**Supplied data:**

+++

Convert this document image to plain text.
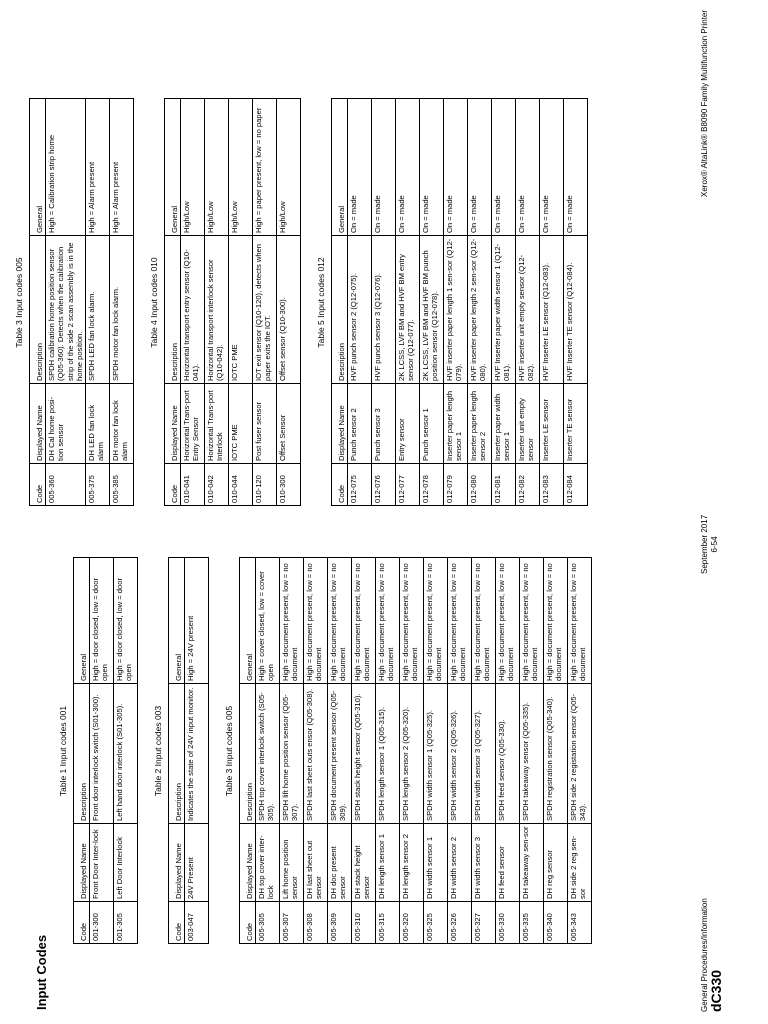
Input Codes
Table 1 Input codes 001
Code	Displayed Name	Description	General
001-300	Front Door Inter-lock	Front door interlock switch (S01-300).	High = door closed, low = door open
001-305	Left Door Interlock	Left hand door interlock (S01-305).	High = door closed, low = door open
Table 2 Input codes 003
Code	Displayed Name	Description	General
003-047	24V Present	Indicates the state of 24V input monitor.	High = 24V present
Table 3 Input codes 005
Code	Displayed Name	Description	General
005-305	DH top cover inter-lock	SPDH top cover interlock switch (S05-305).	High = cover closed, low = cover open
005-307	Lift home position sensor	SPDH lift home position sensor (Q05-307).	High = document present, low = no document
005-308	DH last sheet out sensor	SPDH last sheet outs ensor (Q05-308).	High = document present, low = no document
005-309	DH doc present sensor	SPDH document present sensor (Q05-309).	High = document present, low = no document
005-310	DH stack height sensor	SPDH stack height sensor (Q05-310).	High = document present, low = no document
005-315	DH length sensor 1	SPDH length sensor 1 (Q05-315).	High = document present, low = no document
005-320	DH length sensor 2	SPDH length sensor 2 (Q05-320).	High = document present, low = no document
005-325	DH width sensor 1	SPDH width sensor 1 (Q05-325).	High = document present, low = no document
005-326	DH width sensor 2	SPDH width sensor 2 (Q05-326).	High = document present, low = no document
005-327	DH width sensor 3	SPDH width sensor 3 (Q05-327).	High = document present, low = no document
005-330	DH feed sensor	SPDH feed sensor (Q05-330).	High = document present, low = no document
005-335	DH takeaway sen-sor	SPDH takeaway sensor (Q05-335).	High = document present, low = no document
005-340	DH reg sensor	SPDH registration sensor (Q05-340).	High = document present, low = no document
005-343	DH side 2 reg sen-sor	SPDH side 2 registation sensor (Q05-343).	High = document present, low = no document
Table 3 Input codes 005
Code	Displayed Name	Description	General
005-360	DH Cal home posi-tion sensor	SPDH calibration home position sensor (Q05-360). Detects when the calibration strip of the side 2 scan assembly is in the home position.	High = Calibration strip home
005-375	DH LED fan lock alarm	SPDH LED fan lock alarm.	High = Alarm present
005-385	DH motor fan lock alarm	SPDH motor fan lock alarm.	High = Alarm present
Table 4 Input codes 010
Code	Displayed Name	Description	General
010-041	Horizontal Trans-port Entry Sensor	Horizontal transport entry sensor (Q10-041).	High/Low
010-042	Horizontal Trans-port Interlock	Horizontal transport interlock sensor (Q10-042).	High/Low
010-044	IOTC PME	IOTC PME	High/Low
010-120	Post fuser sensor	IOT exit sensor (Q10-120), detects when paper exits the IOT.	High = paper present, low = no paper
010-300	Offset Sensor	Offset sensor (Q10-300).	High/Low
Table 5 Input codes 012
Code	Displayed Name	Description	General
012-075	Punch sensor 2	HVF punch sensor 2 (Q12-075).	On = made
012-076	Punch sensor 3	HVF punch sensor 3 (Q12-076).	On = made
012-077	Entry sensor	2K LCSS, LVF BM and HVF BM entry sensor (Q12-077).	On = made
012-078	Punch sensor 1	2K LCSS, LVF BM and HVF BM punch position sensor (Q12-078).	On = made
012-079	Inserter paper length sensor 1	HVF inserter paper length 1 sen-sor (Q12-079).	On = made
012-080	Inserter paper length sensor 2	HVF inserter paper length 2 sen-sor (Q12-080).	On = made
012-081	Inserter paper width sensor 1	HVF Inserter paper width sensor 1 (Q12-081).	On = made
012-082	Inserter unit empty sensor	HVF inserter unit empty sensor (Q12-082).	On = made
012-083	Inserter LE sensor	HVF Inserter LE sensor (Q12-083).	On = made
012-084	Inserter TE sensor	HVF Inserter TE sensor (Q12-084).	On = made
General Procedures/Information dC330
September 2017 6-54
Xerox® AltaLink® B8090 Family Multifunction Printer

+++

**Work to complete:** Write out each entry exactly as given, but skip the pictures.

**Response to this task:**
Convert this document image to plain text.
Input Codes
Table 1 Input codes 001
Code	Displayed Name	Description	General
001-300	Front Door Inter-lock	Front door interlock switch (S01-300).	High = door closed, low = door open
001-305	Left Door Interlock	Left hand door interlock (S01-305).	High = door closed, low = door open
Table 2 Input codes 003
Code	Displayed Name	Description	General
003-047	24V Present	Indicates the state of 24V input monitor.	High = 24V present
Table 3 Input codes 005
Code	Displayed Name	Description	General
005-305	DH top cover inter-lock	SPDH top cover interlock switch (S05-305).	High = cover closed, low = cover open
005-307	Lift home position sensor	SPDH lift home position sensor (Q05-307).	High = document present, low = no document
005-308	DH last sheet out sensor	SPDH last sheet outs ensor (Q05-308).	High = document present, low = no document
005-309	DH doc present sensor	SPDH document present sensor (Q05-309).	High = document present, low = no document
005-310	DH stack height sensor	SPDH stack height sensor (Q05-310).	High = document present, low = no document
005-315	DH length sensor 1	SPDH length sensor 1 (Q05-315).	High = document present, low = no document
005-320	DH length sensor 2	SPDH length sensor 2 (Q05-320).	High = document present, low = no document
005-325	DH width sensor 1	SPDH width sensor 1 (Q05-325).	High = document present, low = no document
005-326	DH width sensor 2	SPDH width sensor 2 (Q05-326).	High = document present, low = no document
005-327	DH width sensor 3	SPDH width sensor 3 (Q05-327).	High = document present, low = no document
005-330	DH feed sensor	SPDH feed sensor (Q05-330).	High = document present, low = no document
005-335	DH takeaway sen-sor	SPDH takeaway sensor (Q05-335).	High = document present, low = no document
005-340	DH reg sensor	SPDH registration sensor (Q05-340).	High = document present, low = no document
005-343	DH side 2 reg sen-sor	SPDH side 2 registation sensor (Q05-343).	High = document present, low = no document
Table 3 Input codes 005
Code	Displayed Name	Description	General
005-360	DH Cal home posi-tion sensor	SPDH calibration home position sensor (Q05-360). Detects when the calibration strip of the side 2 scan assembly is in the home position.	High = Calibration strip home
005-375	DH LED fan lock alarm	SPDH LED fan lock alarm.	High = Alarm present
005-385	DH motor fan lock alarm	SPDH motor fan lock alarm.	High = Alarm present
Table 4 Input codes 010
Code	Displayed Name	Description	General
010-041	Horizontal Trans-port Entry Sensor	Horizontal transport entry sensor (Q10-041).	High/Low
010-042	Horizontal Trans-port Interlock	Horizontal transport interlock sensor (Q10-042).	High/Low
010-044	IOTC PME	IOTC PME	High/Low
010-120	Post fuser sensor	IOT exit sensor (Q10-120), detects when paper exits the IOT.	High = paper present, low = no paper
010-300	Offset Sensor	Offset sensor (Q10-300).	High/Low
Table 5 Input codes 012
Code	Displayed Name	Description	General
012-075	Punch sensor 2	HVF punch sensor 2 (Q12-075).	On = made
012-076	Punch sensor 3	HVF punch sensor 3 (Q12-076).	On = made
012-077	Entry sensor	2K LCSS, LVF BM and HVF BM entry sensor (Q12-077).	On = made
012-078	Punch sensor 1	2K LCSS, LVF BM and HVF BM punch position sensor (Q12-078).	On = made
012-079	Inserter paper length sensor 1	HVF inserter paper length 1 sen-sor (Q12-079).	On = made
012-080	Inserter paper length sensor 2	HVF inserter paper length 2 sen-sor (Q12-080).	On = made
012-081	Inserter paper width sensor 1	HVF Inserter paper width sensor 1 (Q12-081).	On = made
012-082	Inserter unit empty sensor	HVF inserter unit empty sensor (Q12-082).	On = made
012-083	Inserter LE sensor	HVF Inserter LE sensor (Q12-083).	On = made
012-084	Inserter TE sensor	HVF Inserter TE sensor (Q12-084).	On = made
General Procedures/Information dC330
September 2017 6-54
Xerox® AltaLink® B8090 Family Multifunction Printer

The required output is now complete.